Stated goal
Copy every line of the records below where the word "color" occurs.

Collected data entries
◇ ◇ ◇ ◇ ◇ ◇ ◇
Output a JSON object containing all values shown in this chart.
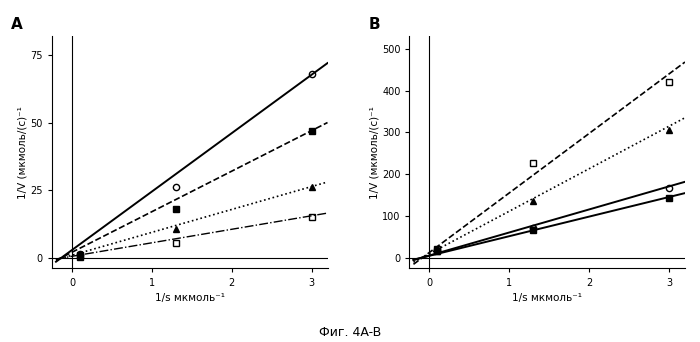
{
  "panel_A": {
    "title": "A",
    "ylabel": "1/V (мкмоль/(с)⁻¹",
    "xlabel": "1/s мкмоль⁻¹",
    "xlim": [
      -0.25,
      3.2
    ],
    "ylim": [
      -4,
      82
    ],
    "yticks": [
      0,
      25,
      50,
      75
    ],
    "xticks": [
      0,
      1,
      2,
      3
    ],
    "series": [
      {
        "marker": "o",
        "fillstyle": "none",
        "linestyle": "-",
        "linewidth": 1.4,
        "x_data": [
          0.1,
          1.3,
          3.0
        ],
        "y_data": [
          1.5,
          26.0,
          68.0
        ],
        "line_x": [
          -0.2,
          3.2
        ],
        "line_y": [
          -1.5,
          72.0
        ]
      },
      {
        "marker": "s",
        "fillstyle": "full",
        "linestyle": "--",
        "linewidth": 1.2,
        "x_data": [
          0.1,
          1.3,
          3.0
        ],
        "y_data": [
          1.0,
          18.0,
          47.0
        ],
        "line_x": [
          -0.2,
          3.2
        ],
        "line_y": [
          -1.0,
          50.0
        ]
      },
      {
        "marker": "^",
        "fillstyle": "full",
        "linestyle": ":",
        "linewidth": 1.2,
        "x_data": [
          0.1,
          1.3,
          3.0
        ],
        "y_data": [
          0.8,
          10.5,
          26.0
        ],
        "line_x": [
          -0.2,
          3.2
        ],
        "line_y": [
          -0.8,
          28.0
        ]
      },
      {
        "marker": "s",
        "fillstyle": "none",
        "linestyle": "-.",
        "linewidth": 1.0,
        "x_data": [
          0.1,
          1.3,
          3.0
        ],
        "y_data": [
          0.4,
          5.5,
          15.0
        ],
        "line_x": [
          -0.2,
          3.2
        ],
        "line_y": [
          -0.5,
          16.5
        ]
      }
    ]
  },
  "panel_B": {
    "title": "B",
    "ylabel": "1/V (мкмоль/(с)⁻¹",
    "xlabel": "1/s мкмоль⁻¹",
    "xlim": [
      -0.25,
      3.2
    ],
    "ylim": [
      -25,
      530
    ],
    "yticks": [
      0,
      100,
      200,
      300,
      400,
      500
    ],
    "xticks": [
      0,
      1,
      2,
      3
    ],
    "series": [
      {
        "marker": "s",
        "fillstyle": "none",
        "linestyle": "--",
        "linewidth": 1.2,
        "x_data": [
          0.1,
          1.3,
          3.0
        ],
        "y_data": [
          22.0,
          228.0,
          420.0
        ],
        "line_x": [
          -0.2,
          3.2
        ],
        "line_y": [
          -15.0,
          468.0
        ]
      },
      {
        "marker": "^",
        "fillstyle": "full",
        "linestyle": ":",
        "linewidth": 1.2,
        "x_data": [
          0.1,
          1.3,
          3.0
        ],
        "y_data": [
          16.0,
          135.0,
          305.0
        ],
        "line_x": [
          -0.2,
          3.2
        ],
        "line_y": [
          -10.0,
          335.0
        ]
      },
      {
        "marker": "o",
        "fillstyle": "none",
        "linestyle": "-",
        "linewidth": 1.4,
        "x_data": [
          0.1,
          1.3,
          3.0
        ],
        "y_data": [
          18.0,
          72.0,
          168.0
        ],
        "line_x": [
          -0.2,
          3.2
        ],
        "line_y": [
          -5.0,
          182.0
        ]
      },
      {
        "marker": "s",
        "fillstyle": "full",
        "linestyle": "-",
        "linewidth": 1.4,
        "x_data": [
          0.1,
          1.3,
          3.0
        ],
        "y_data": [
          16.0,
          68.0,
          143.0
        ],
        "line_x": [
          -0.2,
          3.2
        ],
        "line_y": [
          -4.0,
          155.0
        ]
      }
    ]
  },
  "figure_label": "Фиг. 4A-B"
}
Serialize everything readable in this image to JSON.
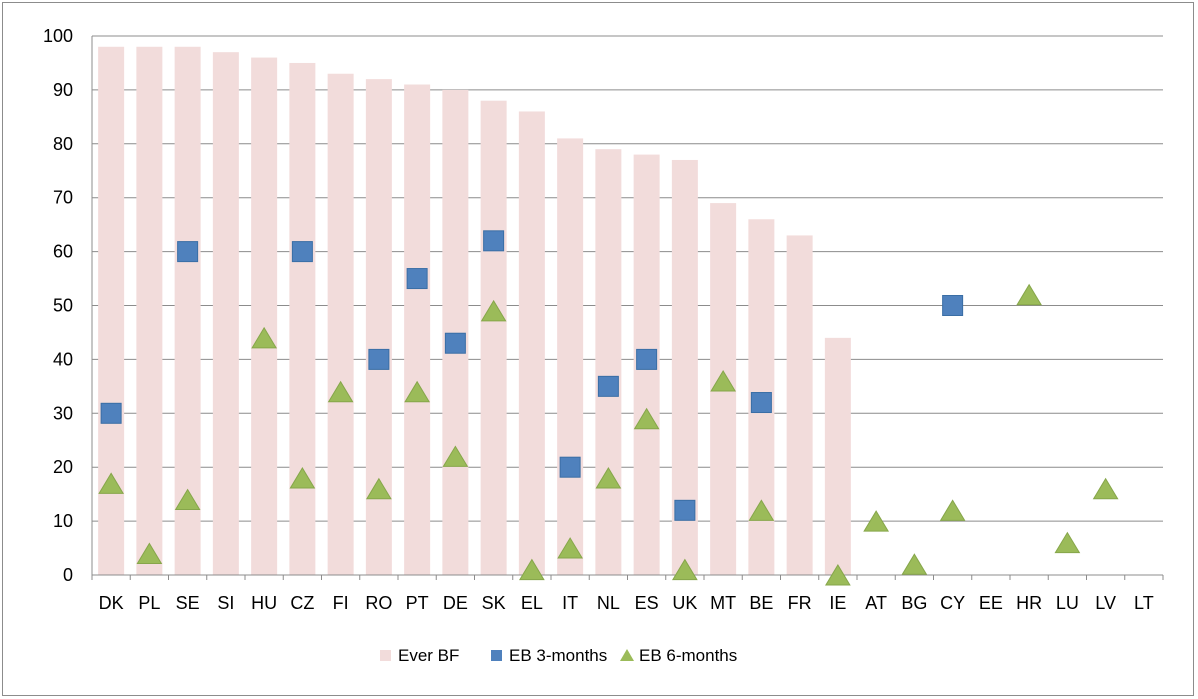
{
  "chart_data": {
    "type": "bar",
    "categories": [
      "DK",
      "PL",
      "SE",
      "SI",
      "HU",
      "CZ",
      "FI",
      "RO",
      "PT",
      "DE",
      "SK",
      "EL",
      "IT",
      "NL",
      "ES",
      "UK",
      "MT",
      "BE",
      "FR",
      "IE",
      "AT",
      "BG",
      "CY",
      "EE",
      "HR",
      "LU",
      "LV",
      "LT"
    ],
    "series": [
      {
        "name": "Ever BF",
        "kind": "bar",
        "color": "#f2dcdb",
        "values": [
          98,
          98,
          98,
          97,
          96,
          95,
          93,
          92,
          91,
          90,
          88,
          86,
          81,
          79,
          78,
          77,
          69,
          66,
          63,
          44,
          null,
          null,
          null,
          null,
          null,
          null,
          null,
          null
        ]
      },
      {
        "name": "EB 3-months",
        "kind": "square-marker",
        "color": "#4f81bd",
        "values": [
          30,
          null,
          60,
          null,
          null,
          60,
          null,
          40,
          55,
          43,
          62,
          null,
          20,
          35,
          40,
          12,
          null,
          32,
          null,
          null,
          null,
          null,
          50,
          null,
          null,
          null,
          null,
          null
        ]
      },
      {
        "name": "EB 6-months",
        "kind": "triangle-marker",
        "color": "#9bbb59",
        "values": [
          17,
          4,
          14,
          null,
          44,
          18,
          34,
          16,
          34,
          22,
          49,
          1,
          5,
          18,
          29,
          1,
          36,
          12,
          null,
          0,
          10,
          2,
          12,
          null,
          52,
          6,
          16,
          null
        ]
      }
    ],
    "ylim": [
      0,
      100
    ],
    "yticks": [
      0,
      10,
      20,
      30,
      40,
      50,
      60,
      70,
      80,
      90,
      100
    ],
    "grid": true,
    "legend_position": "bottom"
  }
}
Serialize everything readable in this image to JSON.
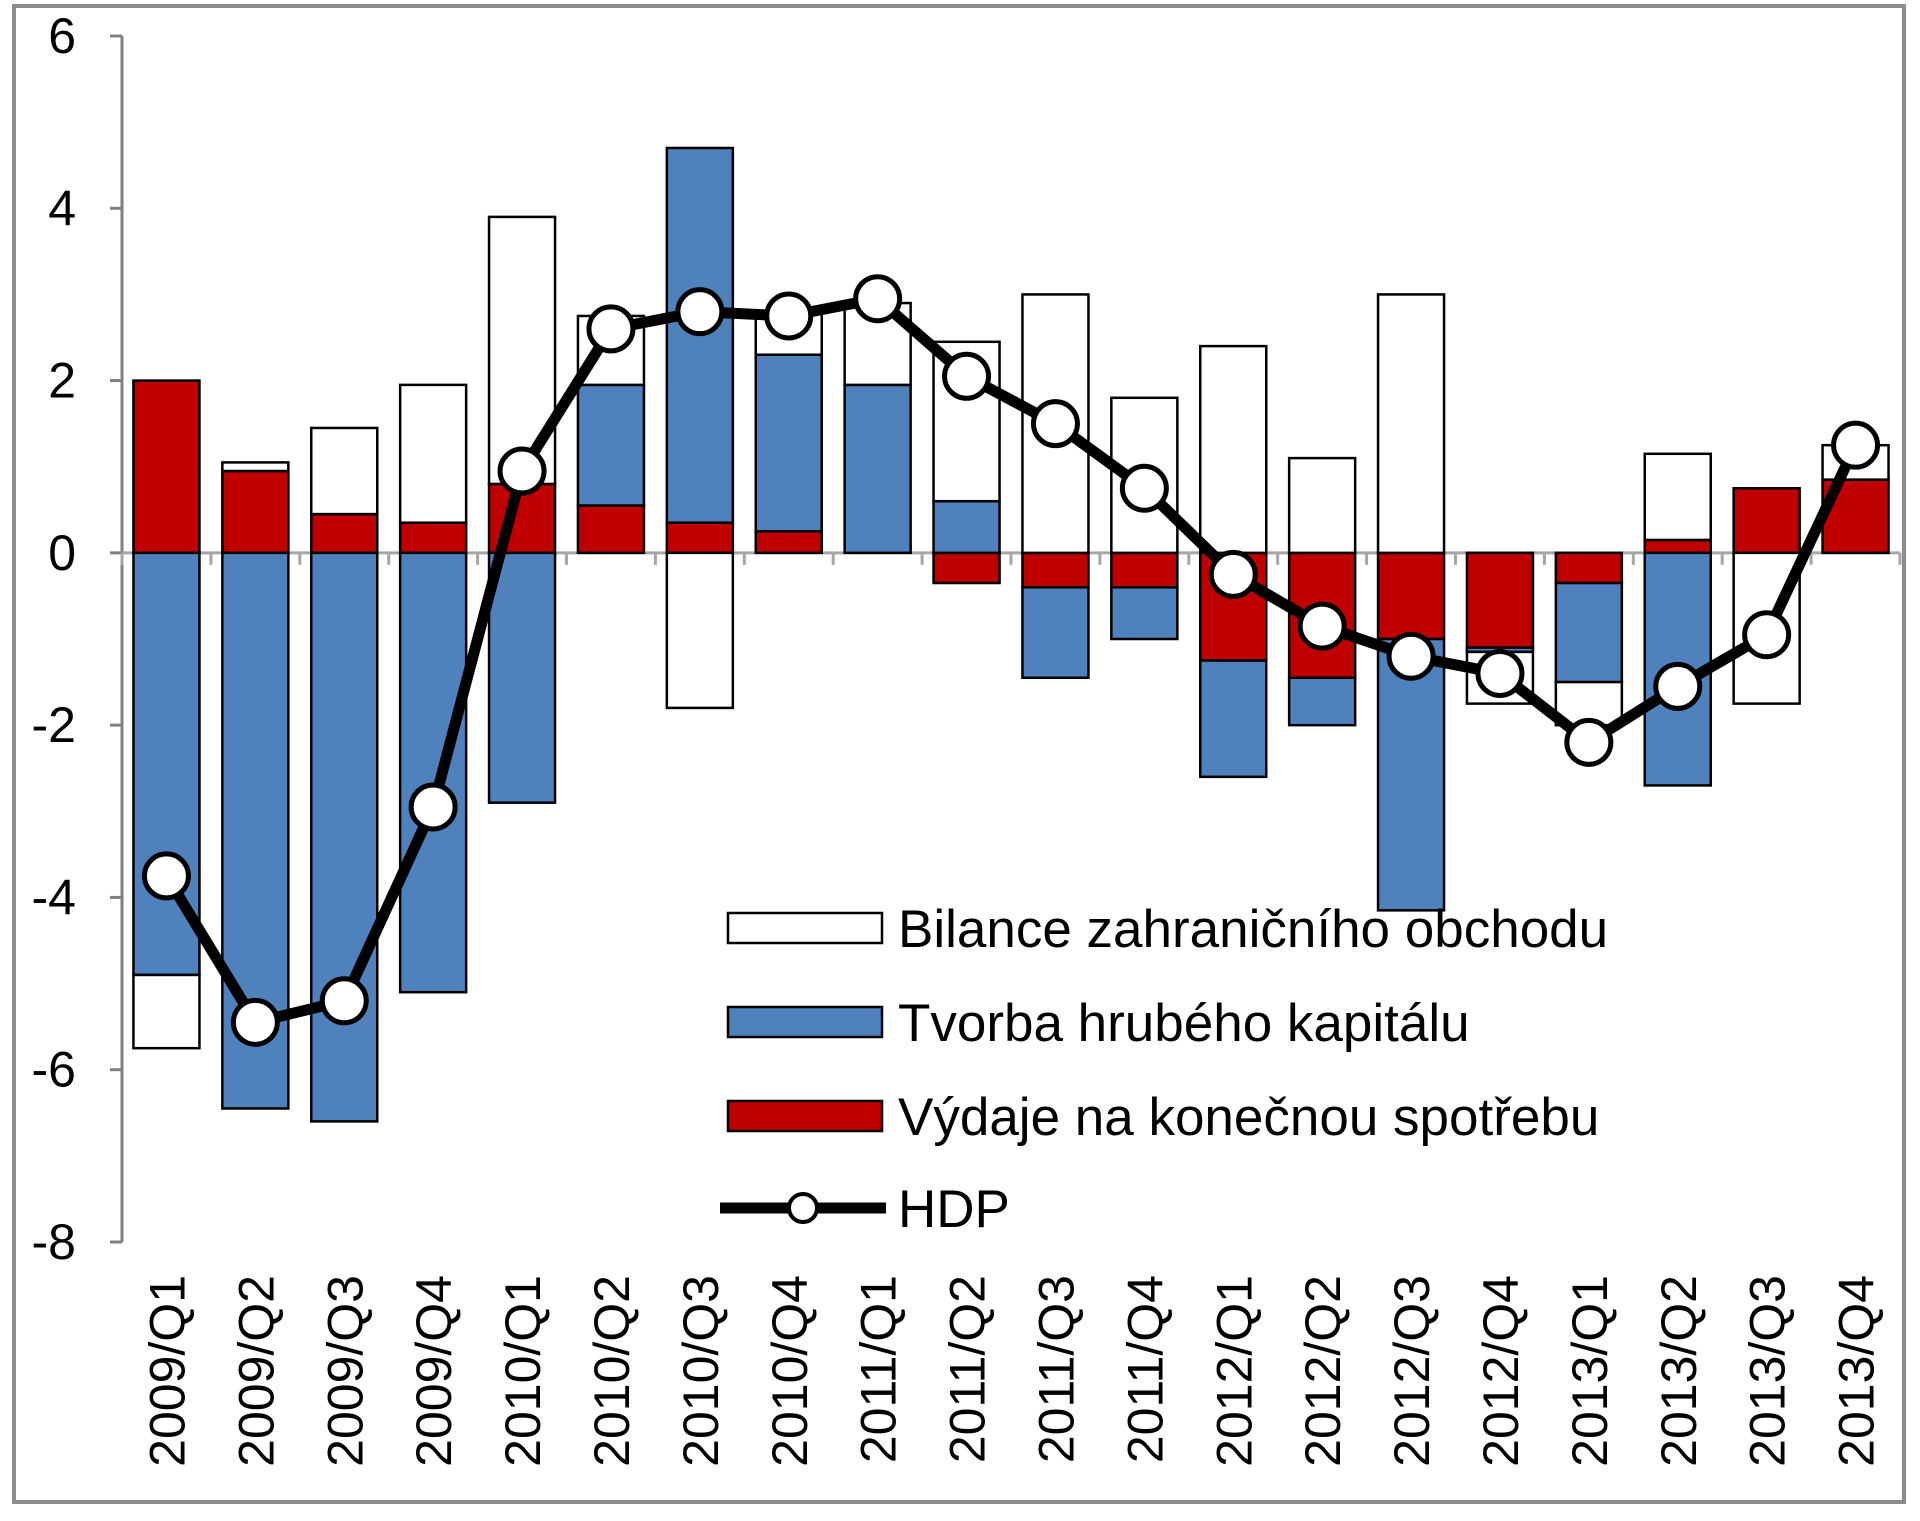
{
  "chart_data": {
    "type": "bar",
    "stacked": true,
    "categories": [
      "2009/Q1",
      "2009/Q2",
      "2009/Q3",
      "2009/Q4",
      "2010/Q1",
      "2010/Q2",
      "2010/Q3",
      "2010/Q4",
      "2011/Q1",
      "2011/Q2",
      "2011/Q3",
      "2011/Q4",
      "2012/Q1",
      "2012/Q2",
      "2012/Q3",
      "2012/Q4",
      "2013/Q1",
      "2013/Q2",
      "2013/Q3",
      "2013/Q4"
    ],
    "series": [
      {
        "name": "Výdaje na konečnou spotřebu",
        "type": "bar",
        "color": "#c00000",
        "values": [
          2.0,
          0.95,
          0.45,
          0.35,
          0.8,
          0.55,
          0.35,
          0.25,
          0.0,
          -0.35,
          -0.4,
          -0.4,
          -1.25,
          -1.45,
          -1.0,
          -1.1,
          -0.35,
          0.15,
          0.75,
          0.85
        ]
      },
      {
        "name": "Tvorba hrubého kapitálu",
        "type": "bar",
        "color": "#4f81bd",
        "values": [
          -4.9,
          -6.45,
          -6.6,
          -5.1,
          -2.9,
          1.4,
          4.35,
          2.05,
          1.95,
          0.6,
          -1.05,
          -0.6,
          -1.35,
          -0.55,
          -3.15,
          -0.05,
          -1.15,
          -2.7,
          0.0,
          0.0
        ]
      },
      {
        "name": "Bilance zahraničního obchodu",
        "type": "bar",
        "color": "#ffffff",
        "values": [
          -0.85,
          0.1,
          1.0,
          1.6,
          3.1,
          0.8,
          -1.8,
          0.5,
          0.95,
          1.85,
          3.0,
          1.8,
          2.4,
          1.1,
          3.0,
          -0.6,
          -0.5,
          1.0,
          -1.75,
          0.4
        ]
      },
      {
        "name": "HDP",
        "type": "line",
        "color": "#000000",
        "values": [
          -3.75,
          -5.45,
          -5.2,
          -2.95,
          0.95,
          2.6,
          2.8,
          2.75,
          2.95,
          2.05,
          1.5,
          0.75,
          -0.25,
          -0.85,
          -1.2,
          -1.4,
          -2.2,
          -1.55,
          -0.95,
          1.25
        ]
      }
    ],
    "title": "",
    "xlabel": "",
    "ylabel": "",
    "ylim": [
      -8,
      6
    ],
    "yticks": [
      -8,
      -6,
      -4,
      -2,
      0,
      2,
      4,
      6
    ],
    "ytick_labels": [
      "-8",
      "-6",
      "-4",
      "-2",
      "0",
      "2",
      "4",
      "6"
    ],
    "grid": false,
    "legend_position": "bottom-right inside plot",
    "legend_order": [
      "Bilance zahraničního obchodu",
      "Tvorba hrubého kapitálu",
      "Výdaje na konečnou spotřebu",
      "HDP"
    ]
  }
}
◇ ◇ ◇ ◇ ◇ ◇ ◇
Response
        "color": "#f2dcdb",
        "color": "#4f81bd",
        "color": "#9bbb59",
        "color": "#c00000",
        "color": "#4f81bd",
        "color": "#ffffff",
        "color": "#000000",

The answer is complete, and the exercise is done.